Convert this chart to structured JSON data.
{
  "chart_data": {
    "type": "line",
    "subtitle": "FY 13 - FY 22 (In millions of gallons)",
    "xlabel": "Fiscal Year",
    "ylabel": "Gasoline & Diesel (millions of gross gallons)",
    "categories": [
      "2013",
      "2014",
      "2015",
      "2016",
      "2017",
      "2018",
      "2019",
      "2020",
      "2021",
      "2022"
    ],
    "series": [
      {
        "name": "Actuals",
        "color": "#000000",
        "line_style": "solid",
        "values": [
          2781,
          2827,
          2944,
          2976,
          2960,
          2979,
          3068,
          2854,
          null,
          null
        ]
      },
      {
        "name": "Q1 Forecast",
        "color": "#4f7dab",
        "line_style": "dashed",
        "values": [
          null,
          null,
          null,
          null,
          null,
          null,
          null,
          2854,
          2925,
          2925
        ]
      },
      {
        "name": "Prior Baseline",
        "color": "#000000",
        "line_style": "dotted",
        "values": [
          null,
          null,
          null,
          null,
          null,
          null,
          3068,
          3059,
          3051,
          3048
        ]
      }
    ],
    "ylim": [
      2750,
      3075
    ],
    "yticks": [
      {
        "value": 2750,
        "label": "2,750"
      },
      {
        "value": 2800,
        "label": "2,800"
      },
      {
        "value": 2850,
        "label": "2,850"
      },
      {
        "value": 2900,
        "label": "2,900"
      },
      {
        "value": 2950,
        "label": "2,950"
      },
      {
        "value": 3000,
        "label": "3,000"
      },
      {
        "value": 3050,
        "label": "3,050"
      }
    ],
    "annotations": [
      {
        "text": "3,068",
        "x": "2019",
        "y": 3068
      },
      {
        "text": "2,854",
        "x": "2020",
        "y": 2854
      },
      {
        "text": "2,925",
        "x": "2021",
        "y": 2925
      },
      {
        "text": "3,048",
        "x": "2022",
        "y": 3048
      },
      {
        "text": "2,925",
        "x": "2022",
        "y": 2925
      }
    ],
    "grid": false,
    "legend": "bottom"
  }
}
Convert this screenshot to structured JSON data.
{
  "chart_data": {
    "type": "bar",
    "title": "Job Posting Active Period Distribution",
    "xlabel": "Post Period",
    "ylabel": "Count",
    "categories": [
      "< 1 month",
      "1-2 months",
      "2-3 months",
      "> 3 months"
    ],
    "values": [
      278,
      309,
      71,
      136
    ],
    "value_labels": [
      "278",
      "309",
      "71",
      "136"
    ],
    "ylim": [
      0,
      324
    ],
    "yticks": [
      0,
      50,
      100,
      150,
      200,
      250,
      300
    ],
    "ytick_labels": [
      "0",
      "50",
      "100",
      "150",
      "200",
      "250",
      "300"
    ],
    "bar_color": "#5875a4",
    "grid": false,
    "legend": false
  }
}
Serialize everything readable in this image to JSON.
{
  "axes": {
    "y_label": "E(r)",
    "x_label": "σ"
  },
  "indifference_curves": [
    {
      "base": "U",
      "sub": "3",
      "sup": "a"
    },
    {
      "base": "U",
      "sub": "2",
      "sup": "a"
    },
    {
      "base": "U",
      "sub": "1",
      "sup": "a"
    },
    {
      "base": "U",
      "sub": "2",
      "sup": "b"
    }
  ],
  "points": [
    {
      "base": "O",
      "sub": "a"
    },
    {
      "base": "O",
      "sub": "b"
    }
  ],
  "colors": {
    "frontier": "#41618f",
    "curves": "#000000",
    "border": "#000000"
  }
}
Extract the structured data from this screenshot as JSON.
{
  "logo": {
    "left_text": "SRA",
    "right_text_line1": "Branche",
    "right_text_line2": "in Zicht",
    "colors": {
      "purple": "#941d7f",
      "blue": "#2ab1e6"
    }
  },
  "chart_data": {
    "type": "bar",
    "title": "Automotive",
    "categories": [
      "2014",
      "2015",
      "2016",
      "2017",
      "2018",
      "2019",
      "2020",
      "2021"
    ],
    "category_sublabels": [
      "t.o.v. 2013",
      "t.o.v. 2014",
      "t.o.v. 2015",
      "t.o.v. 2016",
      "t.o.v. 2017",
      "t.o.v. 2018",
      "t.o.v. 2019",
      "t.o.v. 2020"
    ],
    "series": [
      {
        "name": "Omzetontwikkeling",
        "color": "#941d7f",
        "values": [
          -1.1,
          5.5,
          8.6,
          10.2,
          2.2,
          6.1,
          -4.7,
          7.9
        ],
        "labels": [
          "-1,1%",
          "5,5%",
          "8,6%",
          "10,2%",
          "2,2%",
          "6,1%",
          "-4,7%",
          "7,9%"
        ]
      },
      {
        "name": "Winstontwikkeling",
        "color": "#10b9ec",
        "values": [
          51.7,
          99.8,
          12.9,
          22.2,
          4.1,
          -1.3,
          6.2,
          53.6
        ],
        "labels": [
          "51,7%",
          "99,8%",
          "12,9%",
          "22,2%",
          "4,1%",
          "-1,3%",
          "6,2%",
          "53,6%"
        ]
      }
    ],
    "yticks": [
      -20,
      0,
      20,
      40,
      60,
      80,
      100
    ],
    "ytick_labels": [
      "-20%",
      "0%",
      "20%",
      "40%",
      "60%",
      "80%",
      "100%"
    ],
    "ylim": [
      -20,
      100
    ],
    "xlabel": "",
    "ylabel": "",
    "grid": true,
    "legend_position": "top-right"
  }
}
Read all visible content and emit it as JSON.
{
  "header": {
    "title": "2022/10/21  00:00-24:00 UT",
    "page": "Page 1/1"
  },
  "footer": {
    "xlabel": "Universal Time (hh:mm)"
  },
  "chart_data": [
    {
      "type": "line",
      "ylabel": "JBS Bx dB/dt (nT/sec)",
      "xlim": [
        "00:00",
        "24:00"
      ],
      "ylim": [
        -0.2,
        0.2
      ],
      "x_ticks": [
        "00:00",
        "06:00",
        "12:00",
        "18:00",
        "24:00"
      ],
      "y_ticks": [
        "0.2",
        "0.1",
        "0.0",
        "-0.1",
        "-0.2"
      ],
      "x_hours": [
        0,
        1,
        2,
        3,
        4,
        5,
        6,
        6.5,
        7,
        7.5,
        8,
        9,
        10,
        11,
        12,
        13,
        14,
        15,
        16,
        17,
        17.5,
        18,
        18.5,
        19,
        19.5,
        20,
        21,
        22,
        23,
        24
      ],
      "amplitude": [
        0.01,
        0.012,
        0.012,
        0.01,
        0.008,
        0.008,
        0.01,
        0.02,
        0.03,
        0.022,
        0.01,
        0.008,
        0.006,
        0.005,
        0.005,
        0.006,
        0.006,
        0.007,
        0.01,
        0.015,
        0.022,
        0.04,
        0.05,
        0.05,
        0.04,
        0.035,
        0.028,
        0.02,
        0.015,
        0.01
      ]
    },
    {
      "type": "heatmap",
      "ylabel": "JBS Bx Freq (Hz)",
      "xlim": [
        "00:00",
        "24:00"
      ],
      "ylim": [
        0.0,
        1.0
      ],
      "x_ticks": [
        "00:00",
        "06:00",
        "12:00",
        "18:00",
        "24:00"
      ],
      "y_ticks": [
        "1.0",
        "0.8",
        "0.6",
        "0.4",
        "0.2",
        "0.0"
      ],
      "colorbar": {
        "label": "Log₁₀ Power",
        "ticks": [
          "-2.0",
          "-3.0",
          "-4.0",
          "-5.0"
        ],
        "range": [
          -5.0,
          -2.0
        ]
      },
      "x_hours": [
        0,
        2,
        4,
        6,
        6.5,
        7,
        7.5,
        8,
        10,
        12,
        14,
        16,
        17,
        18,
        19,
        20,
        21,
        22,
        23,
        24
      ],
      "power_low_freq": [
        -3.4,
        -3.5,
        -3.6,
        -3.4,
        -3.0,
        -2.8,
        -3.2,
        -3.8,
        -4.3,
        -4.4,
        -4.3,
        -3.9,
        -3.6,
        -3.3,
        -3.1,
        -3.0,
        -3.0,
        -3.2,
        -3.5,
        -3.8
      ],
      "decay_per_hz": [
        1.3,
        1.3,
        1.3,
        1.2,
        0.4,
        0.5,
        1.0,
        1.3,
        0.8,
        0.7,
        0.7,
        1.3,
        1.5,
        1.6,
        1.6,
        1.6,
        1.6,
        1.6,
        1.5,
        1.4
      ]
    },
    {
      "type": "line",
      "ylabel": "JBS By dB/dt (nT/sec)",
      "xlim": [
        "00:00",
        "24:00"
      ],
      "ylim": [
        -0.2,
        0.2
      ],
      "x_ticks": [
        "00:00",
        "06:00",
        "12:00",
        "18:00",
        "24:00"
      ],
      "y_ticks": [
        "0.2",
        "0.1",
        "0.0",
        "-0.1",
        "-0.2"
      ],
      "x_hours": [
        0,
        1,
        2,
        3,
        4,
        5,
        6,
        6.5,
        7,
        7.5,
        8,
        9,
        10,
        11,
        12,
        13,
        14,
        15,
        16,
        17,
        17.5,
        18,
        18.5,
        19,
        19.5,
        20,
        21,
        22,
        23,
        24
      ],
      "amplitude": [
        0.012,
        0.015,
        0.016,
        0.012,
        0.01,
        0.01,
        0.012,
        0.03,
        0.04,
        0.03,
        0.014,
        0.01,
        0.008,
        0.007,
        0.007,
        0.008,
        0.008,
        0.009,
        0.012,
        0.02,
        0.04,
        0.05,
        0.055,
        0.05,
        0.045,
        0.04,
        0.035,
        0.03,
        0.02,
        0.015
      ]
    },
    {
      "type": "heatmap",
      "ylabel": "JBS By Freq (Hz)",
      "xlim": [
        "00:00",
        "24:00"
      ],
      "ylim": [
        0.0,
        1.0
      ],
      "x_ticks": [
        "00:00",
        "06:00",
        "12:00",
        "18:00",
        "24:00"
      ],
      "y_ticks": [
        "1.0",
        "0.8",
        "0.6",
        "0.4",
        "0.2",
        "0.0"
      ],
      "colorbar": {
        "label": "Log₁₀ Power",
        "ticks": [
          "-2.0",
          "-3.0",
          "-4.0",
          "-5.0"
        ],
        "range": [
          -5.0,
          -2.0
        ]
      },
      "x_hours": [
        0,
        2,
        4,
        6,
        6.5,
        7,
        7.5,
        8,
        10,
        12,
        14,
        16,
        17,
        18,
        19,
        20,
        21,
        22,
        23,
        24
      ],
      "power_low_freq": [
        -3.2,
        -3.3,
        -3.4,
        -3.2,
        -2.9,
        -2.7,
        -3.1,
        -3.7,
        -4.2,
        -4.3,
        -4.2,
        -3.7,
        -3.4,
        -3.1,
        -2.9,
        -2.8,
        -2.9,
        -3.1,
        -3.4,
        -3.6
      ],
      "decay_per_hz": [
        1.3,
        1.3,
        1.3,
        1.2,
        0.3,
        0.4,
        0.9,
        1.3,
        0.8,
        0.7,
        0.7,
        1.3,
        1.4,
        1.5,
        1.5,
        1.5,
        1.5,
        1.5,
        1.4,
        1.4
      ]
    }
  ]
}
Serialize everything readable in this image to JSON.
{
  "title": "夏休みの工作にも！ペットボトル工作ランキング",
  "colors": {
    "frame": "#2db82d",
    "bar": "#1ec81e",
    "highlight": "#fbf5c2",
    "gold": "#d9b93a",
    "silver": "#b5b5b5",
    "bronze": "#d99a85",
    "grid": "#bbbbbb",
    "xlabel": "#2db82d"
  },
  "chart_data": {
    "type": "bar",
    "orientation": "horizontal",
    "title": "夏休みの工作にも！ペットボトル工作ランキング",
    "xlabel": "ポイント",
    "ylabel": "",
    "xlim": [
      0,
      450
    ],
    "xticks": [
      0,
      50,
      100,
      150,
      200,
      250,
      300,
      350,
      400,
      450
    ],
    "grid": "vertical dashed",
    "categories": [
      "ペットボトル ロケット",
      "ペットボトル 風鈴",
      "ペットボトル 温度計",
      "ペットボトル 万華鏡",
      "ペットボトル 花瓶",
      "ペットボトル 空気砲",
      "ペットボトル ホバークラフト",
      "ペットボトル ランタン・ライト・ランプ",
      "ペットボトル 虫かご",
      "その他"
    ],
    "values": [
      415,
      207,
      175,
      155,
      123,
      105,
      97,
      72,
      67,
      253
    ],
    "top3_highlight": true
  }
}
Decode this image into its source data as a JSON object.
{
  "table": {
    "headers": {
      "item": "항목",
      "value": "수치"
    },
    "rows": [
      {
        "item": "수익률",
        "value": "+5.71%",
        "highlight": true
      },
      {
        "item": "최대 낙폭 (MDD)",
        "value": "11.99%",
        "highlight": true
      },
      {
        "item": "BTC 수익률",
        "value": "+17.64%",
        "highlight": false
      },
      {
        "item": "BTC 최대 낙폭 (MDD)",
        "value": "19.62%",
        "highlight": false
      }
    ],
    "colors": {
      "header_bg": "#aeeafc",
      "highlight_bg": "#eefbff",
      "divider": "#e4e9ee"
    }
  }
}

:: Problem statement ::
Reproduce only the lines running from the one with "Decode this image" through the final line of the listing above, both ends included.

:: Response below ::
Decode this image into its source data as a JSON object.
{
  "table": {
    "headers": {
      "item": "항목",
      "value": "수치"
    },
    "rows": [
      {
        "item": "수익률",
        "value": "+5.71%",
        "highlight": true
      },
      {
        "item": "최대 낙폭 (MDD)",
        "value": "11.99%",
        "highlight": true
      },
      {
        "item": "BTC 수익률",
        "value": "+17.64%",
        "highlight": false
      },
      {
        "item": "BTC 최대 낙폭 (MDD)",
        "value": "19.62%",
        "highlight": false
      }
    ],
    "colors": {
      "header_bg": "#aeeafc",
      "highlight_bg": "#eefbff",
      "divider": "#e4e9ee"
    }
  }
}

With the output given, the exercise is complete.